------ SUPPLIED ENTRIES
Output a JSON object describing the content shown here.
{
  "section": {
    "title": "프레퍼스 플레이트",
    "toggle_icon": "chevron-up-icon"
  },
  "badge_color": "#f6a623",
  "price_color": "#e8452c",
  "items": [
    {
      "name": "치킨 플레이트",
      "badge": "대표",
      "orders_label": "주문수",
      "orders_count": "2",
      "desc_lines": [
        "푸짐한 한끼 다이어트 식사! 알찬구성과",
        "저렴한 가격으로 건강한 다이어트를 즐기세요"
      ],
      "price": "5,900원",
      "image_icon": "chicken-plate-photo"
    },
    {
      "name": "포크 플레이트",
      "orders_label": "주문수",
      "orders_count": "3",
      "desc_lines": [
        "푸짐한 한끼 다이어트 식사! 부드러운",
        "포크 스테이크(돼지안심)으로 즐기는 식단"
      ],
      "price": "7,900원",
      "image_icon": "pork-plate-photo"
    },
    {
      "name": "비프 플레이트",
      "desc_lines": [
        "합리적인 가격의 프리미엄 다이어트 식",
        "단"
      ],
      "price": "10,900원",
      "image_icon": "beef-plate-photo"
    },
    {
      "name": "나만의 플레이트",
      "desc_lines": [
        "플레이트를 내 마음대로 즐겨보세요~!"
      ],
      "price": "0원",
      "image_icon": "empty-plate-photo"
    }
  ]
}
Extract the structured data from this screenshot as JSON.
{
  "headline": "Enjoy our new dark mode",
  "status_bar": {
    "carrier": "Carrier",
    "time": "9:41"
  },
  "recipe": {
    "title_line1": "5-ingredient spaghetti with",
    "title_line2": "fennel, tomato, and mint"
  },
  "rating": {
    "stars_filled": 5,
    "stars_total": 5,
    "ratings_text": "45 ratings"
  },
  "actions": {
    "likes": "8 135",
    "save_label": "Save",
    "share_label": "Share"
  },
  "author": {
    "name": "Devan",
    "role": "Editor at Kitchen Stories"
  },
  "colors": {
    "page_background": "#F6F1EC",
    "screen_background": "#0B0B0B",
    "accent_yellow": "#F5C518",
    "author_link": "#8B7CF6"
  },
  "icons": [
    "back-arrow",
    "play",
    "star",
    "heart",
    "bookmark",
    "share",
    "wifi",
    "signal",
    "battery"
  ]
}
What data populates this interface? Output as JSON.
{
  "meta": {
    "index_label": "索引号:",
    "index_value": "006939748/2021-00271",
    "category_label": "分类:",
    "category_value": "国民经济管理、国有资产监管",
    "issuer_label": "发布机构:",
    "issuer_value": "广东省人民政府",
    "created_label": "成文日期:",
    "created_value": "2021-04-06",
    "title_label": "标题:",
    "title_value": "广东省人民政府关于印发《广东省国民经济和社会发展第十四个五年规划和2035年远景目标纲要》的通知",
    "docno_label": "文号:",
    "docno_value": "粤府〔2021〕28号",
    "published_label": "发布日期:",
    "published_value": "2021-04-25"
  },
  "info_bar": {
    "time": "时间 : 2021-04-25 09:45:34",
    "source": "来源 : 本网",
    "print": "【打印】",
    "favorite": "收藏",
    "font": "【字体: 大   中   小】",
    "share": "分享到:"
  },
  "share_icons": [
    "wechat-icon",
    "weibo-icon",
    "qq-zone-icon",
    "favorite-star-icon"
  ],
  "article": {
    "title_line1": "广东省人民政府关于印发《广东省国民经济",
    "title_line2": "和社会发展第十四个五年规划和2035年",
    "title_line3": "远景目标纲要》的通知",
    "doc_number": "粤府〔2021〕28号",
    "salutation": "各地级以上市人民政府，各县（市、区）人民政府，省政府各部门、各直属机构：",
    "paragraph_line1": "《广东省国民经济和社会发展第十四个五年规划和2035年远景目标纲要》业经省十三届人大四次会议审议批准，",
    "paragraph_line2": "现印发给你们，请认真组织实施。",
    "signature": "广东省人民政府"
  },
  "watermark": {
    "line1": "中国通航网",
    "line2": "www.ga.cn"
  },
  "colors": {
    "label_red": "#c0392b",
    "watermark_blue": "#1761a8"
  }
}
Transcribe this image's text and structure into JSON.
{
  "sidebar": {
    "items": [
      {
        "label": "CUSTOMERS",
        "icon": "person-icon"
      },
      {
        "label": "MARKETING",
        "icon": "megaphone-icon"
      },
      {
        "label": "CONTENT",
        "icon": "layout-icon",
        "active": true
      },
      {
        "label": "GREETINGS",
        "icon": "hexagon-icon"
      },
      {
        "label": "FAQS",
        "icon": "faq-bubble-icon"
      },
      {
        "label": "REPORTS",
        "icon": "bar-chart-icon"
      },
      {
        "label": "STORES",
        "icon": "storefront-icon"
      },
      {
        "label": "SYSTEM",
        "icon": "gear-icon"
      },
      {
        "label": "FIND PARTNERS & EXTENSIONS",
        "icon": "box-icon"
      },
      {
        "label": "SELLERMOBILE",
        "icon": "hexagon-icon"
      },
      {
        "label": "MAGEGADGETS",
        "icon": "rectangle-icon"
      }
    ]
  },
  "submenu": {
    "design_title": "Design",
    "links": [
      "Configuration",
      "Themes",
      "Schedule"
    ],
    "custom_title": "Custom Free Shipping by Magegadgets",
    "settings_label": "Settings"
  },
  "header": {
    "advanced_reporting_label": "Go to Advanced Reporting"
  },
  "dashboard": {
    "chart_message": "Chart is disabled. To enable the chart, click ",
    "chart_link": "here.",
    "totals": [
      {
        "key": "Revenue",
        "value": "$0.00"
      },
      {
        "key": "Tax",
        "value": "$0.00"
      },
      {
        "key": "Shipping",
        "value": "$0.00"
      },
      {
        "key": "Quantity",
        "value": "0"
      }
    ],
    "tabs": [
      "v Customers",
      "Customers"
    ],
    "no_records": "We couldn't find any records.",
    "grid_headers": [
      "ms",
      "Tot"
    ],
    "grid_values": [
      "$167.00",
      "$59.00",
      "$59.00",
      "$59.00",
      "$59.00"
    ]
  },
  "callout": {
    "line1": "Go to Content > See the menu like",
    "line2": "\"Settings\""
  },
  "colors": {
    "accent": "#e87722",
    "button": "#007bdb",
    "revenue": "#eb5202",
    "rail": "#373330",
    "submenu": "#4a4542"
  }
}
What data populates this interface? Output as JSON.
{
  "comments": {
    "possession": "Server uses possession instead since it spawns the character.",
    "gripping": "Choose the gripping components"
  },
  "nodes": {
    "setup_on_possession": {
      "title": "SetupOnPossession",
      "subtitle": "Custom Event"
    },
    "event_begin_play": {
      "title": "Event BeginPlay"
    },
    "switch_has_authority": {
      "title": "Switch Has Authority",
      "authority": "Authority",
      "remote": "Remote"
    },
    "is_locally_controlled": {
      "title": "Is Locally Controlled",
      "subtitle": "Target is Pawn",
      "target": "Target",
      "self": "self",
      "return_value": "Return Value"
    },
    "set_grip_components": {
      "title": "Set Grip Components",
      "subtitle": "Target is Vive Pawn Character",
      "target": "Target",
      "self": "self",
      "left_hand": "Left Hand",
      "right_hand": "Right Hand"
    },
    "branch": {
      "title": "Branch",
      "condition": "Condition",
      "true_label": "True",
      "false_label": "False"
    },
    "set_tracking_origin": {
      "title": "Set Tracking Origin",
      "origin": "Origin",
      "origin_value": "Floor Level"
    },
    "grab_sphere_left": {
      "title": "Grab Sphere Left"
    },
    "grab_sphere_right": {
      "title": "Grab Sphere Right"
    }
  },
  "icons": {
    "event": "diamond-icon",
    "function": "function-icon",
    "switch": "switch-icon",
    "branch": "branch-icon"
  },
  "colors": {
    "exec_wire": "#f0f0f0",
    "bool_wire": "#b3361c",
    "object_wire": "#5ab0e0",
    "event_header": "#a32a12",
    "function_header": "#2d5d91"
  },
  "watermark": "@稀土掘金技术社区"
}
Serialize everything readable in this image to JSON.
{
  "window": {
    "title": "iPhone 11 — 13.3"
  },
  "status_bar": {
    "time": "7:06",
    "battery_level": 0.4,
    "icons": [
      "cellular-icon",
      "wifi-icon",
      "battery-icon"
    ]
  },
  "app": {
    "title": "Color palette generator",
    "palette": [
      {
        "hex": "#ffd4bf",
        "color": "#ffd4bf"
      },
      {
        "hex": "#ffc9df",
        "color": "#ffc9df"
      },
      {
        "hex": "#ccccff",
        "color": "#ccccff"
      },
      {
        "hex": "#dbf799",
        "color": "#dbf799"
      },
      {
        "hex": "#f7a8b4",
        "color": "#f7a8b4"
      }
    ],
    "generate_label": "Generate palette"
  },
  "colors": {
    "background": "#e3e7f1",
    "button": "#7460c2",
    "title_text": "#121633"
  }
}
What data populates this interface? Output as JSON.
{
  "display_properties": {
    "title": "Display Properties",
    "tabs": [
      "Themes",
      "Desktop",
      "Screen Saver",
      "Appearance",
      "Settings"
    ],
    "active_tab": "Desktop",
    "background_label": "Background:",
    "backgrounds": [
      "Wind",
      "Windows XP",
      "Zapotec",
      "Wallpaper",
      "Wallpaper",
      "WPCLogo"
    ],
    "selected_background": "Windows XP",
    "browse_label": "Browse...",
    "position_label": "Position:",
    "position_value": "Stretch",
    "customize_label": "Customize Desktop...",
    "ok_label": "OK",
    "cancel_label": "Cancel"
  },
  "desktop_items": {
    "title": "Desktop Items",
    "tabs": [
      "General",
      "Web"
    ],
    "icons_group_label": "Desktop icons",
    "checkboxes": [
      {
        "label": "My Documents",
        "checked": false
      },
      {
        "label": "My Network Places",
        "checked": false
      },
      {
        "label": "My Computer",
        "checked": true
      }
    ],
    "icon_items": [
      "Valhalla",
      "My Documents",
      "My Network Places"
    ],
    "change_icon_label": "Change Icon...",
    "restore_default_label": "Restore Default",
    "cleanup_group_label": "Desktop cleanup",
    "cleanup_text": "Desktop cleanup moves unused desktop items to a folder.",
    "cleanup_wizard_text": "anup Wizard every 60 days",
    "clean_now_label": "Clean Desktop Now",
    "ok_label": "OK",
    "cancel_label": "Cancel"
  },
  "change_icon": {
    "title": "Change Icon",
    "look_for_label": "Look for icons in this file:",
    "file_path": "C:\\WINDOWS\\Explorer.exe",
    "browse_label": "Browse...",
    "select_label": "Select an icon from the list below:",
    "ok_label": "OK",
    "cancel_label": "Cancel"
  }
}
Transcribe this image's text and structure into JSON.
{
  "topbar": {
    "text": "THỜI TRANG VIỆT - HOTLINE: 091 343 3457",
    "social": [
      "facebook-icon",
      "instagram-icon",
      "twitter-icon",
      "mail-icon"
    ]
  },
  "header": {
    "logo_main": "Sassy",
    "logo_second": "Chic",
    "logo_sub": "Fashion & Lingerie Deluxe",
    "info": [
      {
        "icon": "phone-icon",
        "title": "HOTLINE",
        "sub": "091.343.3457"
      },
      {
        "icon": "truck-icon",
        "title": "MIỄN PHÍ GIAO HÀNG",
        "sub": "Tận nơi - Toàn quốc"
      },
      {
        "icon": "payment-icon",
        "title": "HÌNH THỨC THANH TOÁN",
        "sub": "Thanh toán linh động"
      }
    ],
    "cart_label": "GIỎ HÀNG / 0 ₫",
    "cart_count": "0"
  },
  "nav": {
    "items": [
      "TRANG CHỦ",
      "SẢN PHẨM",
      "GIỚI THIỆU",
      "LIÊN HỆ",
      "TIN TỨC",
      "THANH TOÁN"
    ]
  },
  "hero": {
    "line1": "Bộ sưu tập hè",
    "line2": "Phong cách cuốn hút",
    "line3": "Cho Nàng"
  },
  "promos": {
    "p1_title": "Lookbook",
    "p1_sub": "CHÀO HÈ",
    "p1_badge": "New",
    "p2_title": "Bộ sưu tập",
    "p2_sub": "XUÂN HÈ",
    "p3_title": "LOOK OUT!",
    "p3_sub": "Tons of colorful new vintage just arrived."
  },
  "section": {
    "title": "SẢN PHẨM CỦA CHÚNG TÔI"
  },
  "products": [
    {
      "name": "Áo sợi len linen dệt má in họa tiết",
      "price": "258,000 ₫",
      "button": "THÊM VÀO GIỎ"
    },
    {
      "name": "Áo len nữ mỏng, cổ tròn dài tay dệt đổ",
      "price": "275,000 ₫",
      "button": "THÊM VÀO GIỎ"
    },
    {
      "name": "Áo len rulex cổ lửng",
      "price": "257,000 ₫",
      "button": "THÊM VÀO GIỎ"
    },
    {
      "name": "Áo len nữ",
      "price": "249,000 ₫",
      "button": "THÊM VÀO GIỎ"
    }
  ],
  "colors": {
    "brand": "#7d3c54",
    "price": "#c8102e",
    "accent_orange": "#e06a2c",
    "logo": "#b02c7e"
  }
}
------------
REQUIREMENTS => Pull every line containing "TRANG" out of the records.

OUTPUT OF THE EXERCISE =>
    "text": "THỜI TRANG VIỆT - HOTLINE: 091 343 3457",
      "TRANG CHỦ",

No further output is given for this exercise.